What to do:
Provide nothing beyond the count of lines that include the string "provided".

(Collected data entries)
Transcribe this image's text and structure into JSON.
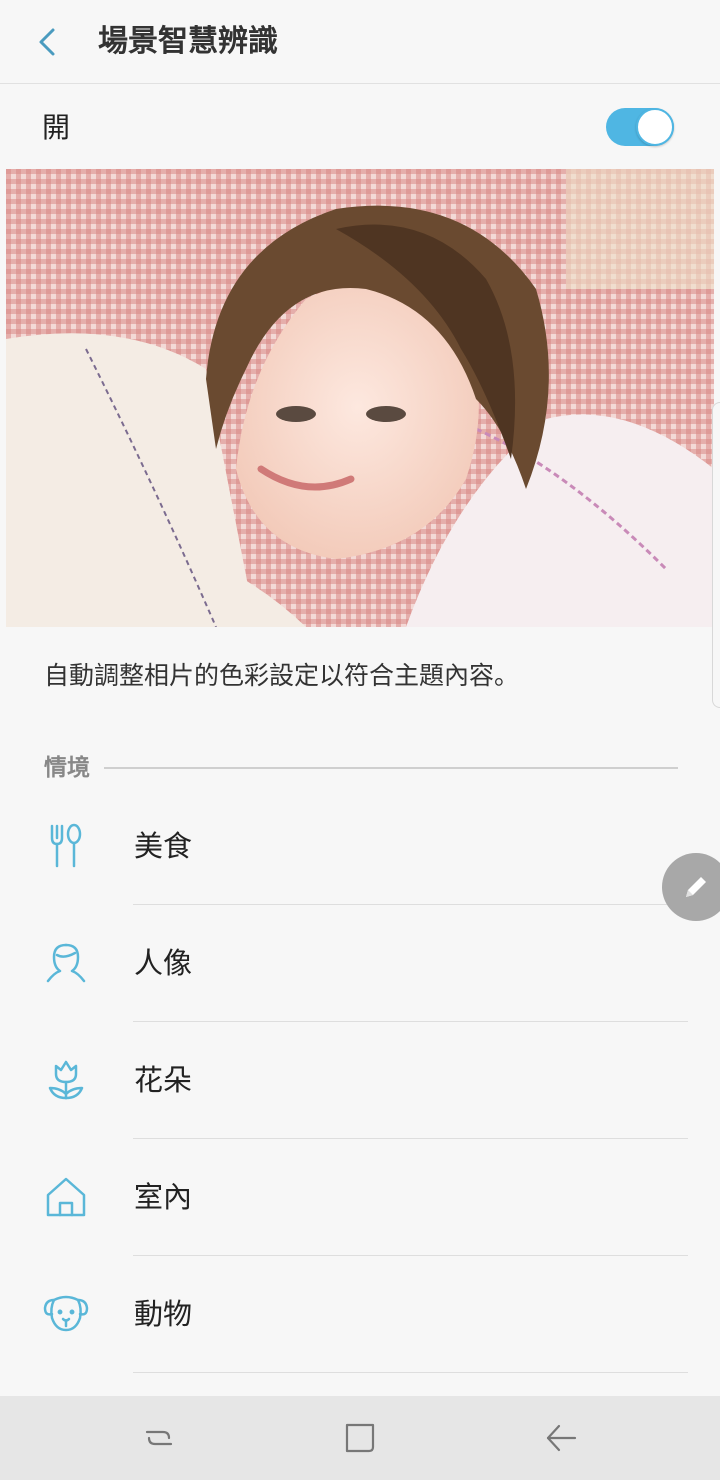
{
  "header": {
    "title": "場景智慧辨識",
    "back_icon": "chevron-left-icon"
  },
  "switch": {
    "label": "開",
    "on": true,
    "color": "#4fb6e3"
  },
  "description": "自動調整相片的色彩設定以符合主題內容。",
  "section": {
    "label": "情境"
  },
  "scenes": [
    {
      "label": "美食",
      "icon": "fork-knife-icon"
    },
    {
      "label": "人像",
      "icon": "portrait-icon"
    },
    {
      "label": "花朵",
      "icon": "flower-icon"
    },
    {
      "label": "室內",
      "icon": "house-icon"
    },
    {
      "label": "動物",
      "icon": "dog-icon"
    }
  ],
  "fab": {
    "icon": "pencil-icon"
  },
  "navbar": {
    "recent": "recent-apps-icon",
    "home": "home-icon",
    "back": "back-icon"
  },
  "colors": {
    "accent": "#4fb6e3",
    "icon": "#5ab7d8"
  }
}
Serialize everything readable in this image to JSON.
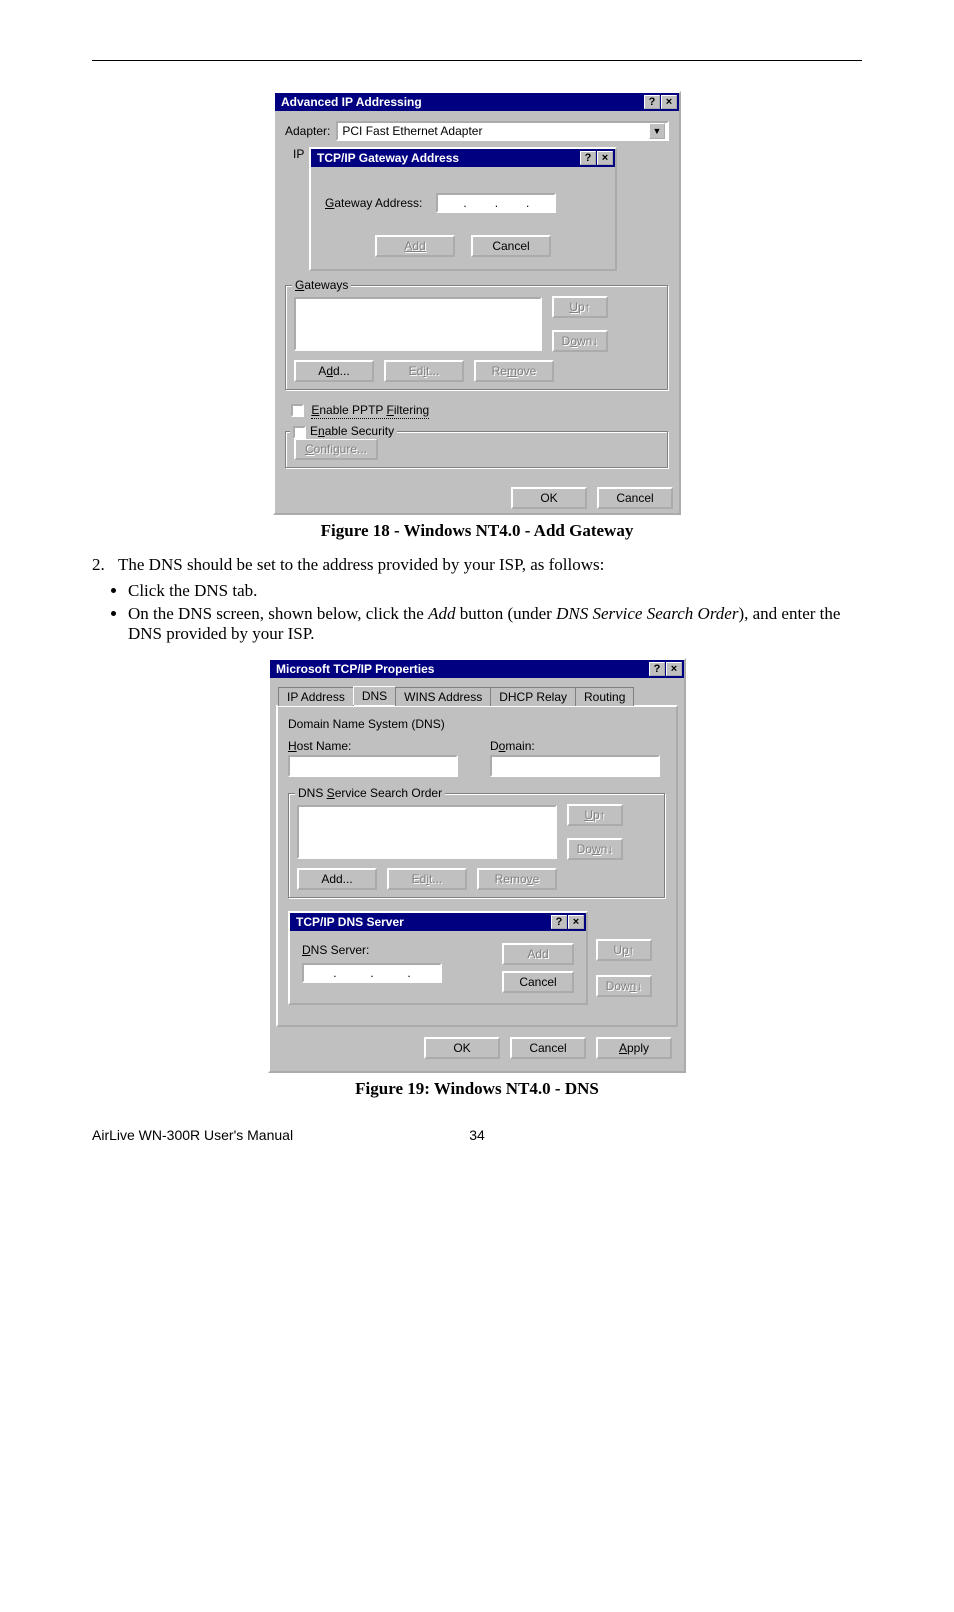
{
  "fig18": {
    "outerTitle": "Advanced IP Addressing",
    "adapterLabel": "Adapter:",
    "adapterValue": "PCI Fast Ethernet Adapter",
    "ipGroupLabel": "IP",
    "dlgTitle": "TCP/IP Gateway Address",
    "gatewayAddrLabel": "Gateway Address:",
    "addBtn": "Add",
    "cancelBtn": "Cancel",
    "gatewaysLegend": "Gateways",
    "upBtn": "Up↑",
    "downBtn": "Down↓",
    "addBtn2": "Add...",
    "editBtn": "Edit...",
    "removeBtn": "Remove",
    "pptpLabel": "Enable PPTP Filtering",
    "secLegend": "Enable Security",
    "configureBtn": "Configure...",
    "okBtn": "OK",
    "cancelBtn2": "Cancel",
    "caption": "Figure 18 - Windows NT4.0 - Add Gateway"
  },
  "body": {
    "listNum": "2.",
    "step2": "The DNS should be set to the address provided by your ISP, as follows:",
    "bullet1": "Click the DNS tab.",
    "bullet2_a": "On the DNS screen, shown below, click the ",
    "bullet2_add": "Add",
    "bullet2_b": " button (under ",
    "bullet2_dns": "DNS Service Search Order",
    "bullet2_c": "), and enter the DNS provided by your ISP."
  },
  "fig19": {
    "title": "Microsoft TCP/IP Properties",
    "tabs": [
      "IP Address",
      "DNS",
      "WINS Address",
      "DHCP Relay",
      "Routing"
    ],
    "dnsGroup": "Domain Name System (DNS)",
    "hostLabel": "Host Name:",
    "domainLabel": "Domain:",
    "serviceLegend": "DNS Service Search Order",
    "upBtn": "Up↑",
    "downBtn": "Down↓",
    "addBtn": "Add...",
    "editBtn": "Edit...",
    "removeBtn": "Remove",
    "innerTitle": "TCP/IP DNS Server",
    "dnsServerLabel": "DNS Server:",
    "innerAdd": "Add",
    "innerCancel": "Cancel",
    "upBtn2": "Up↑",
    "downBtn2": "Down↓",
    "okBtn": "OK",
    "cancelBtn": "Cancel",
    "applyBtn": "Apply",
    "caption": "Figure 19: Windows NT4.0 - DNS"
  },
  "footer": {
    "manual": "AirLive WN-300R User's Manual",
    "page": "34"
  }
}
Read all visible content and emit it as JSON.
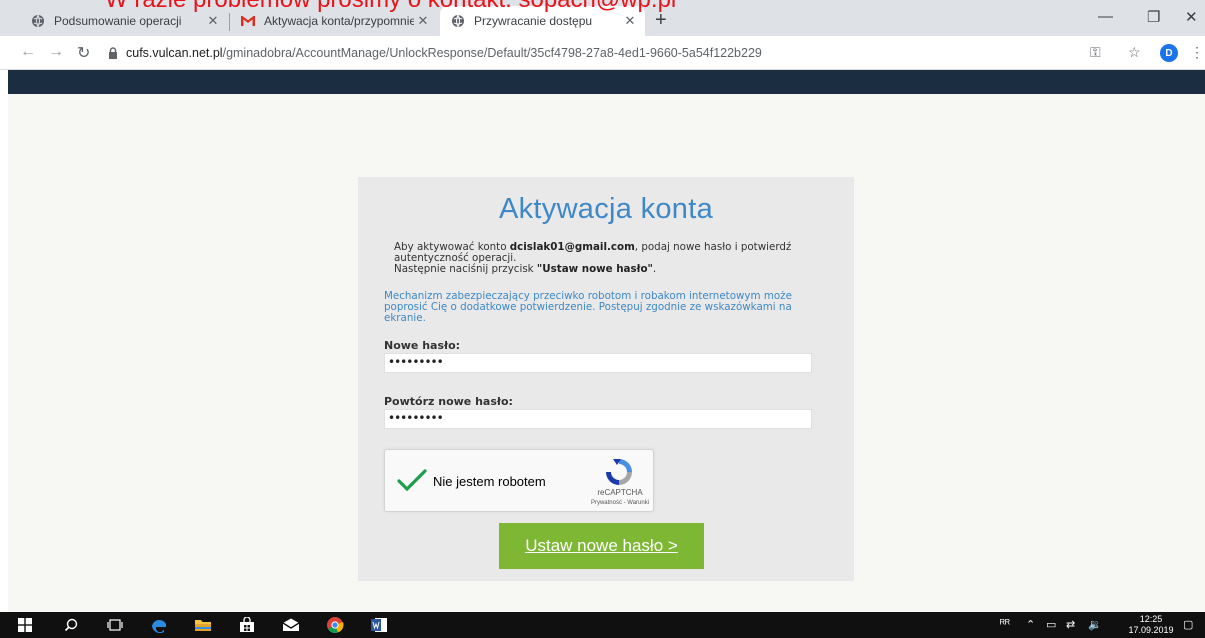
{
  "overlay_note": "W razie problemów prosimy o kontakt: sopach@wp.pl",
  "browser": {
    "tabs": [
      {
        "title": "Podsumowanie operacji",
        "icon": "globe-icon",
        "active": false
      },
      {
        "title": "Aktywacja konta/przypomnienie ",
        "icon": "gmail-icon",
        "active": false
      },
      {
        "title": "Przywracanie dostępu",
        "icon": "globe-icon",
        "active": true
      }
    ],
    "tab_close": "✕",
    "new_tab": "+",
    "url_host": "cufs.vulcan.net.pl",
    "url_path": "/gminadobra/AccountManage/UnlockResponse/Default/35cf4798-27a8-4ed1-9660-5a54f122b229",
    "profile_initial": "D"
  },
  "card": {
    "title": "Aktywacja konta",
    "text_prefix": "Aby aktywować konto ",
    "email": "dcislak01@gmail.com",
    "text_middle": ", podaj nowe hasło i potwierdź autentyczność operacji.",
    "text_line2_prefix": "Następnie naciśnij przycisk ",
    "button_quote": "\"Ustaw nowe hasło\"",
    "text_line2_suffix": ".",
    "info": "Mechanizm zabezpieczający przeciwko robotom i robakom internetowym może poprosić Cię o dodatkowe potwierdzenie. Postępuj zgodnie ze wskazówkami na ekranie.",
    "new_password_label": "Nowe hasło:",
    "new_password_value": "•••••••••",
    "repeat_password_label": "Powtórz nowe hasło:",
    "repeat_password_value": "•••••••••",
    "captcha_label": "Nie jestem robotem",
    "captcha_brand": "reCAPTCHA",
    "captcha_links": "Prywatność - Warunki",
    "submit_label": "Ustaw nowe hasło >"
  },
  "taskbar": {
    "time": "12:25",
    "date": "17.09.2019"
  },
  "colors": {
    "header": "#1b2e41",
    "title_blue": "#3e88c7",
    "submit_green": "#7db734",
    "check_green": "#1e9e4a",
    "overlay_red": "#e8141c"
  }
}
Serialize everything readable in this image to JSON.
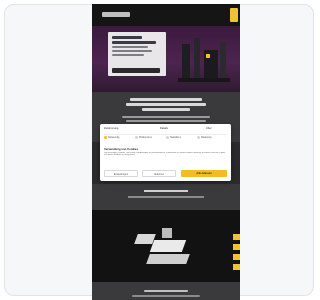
{
  "modal": {
    "tabs": [
      "Zustimmung",
      "Details",
      "Über"
    ],
    "options": [
      "Notwendig",
      "Präferenzen",
      "Statistiken",
      "Marketing"
    ],
    "heading": "Verwendung von Cookies",
    "body": "Wir verwenden Cookies, um Inhalte und Anzeigen zu personalisieren, Funktionen für soziale Medien anbieten zu können und die Zugriffe auf unsere Website zu analysieren.",
    "buttons": {
      "settings": "Einstellungen",
      "decline": "Ablehnen",
      "accept": "Alle zulassen"
    }
  },
  "colors": {
    "accent": "#f1bd22",
    "hero": "#4d2450",
    "dark": "#121212"
  },
  "icons": {
    "menu": "hamburger-menu-icon"
  }
}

Output of the task:
2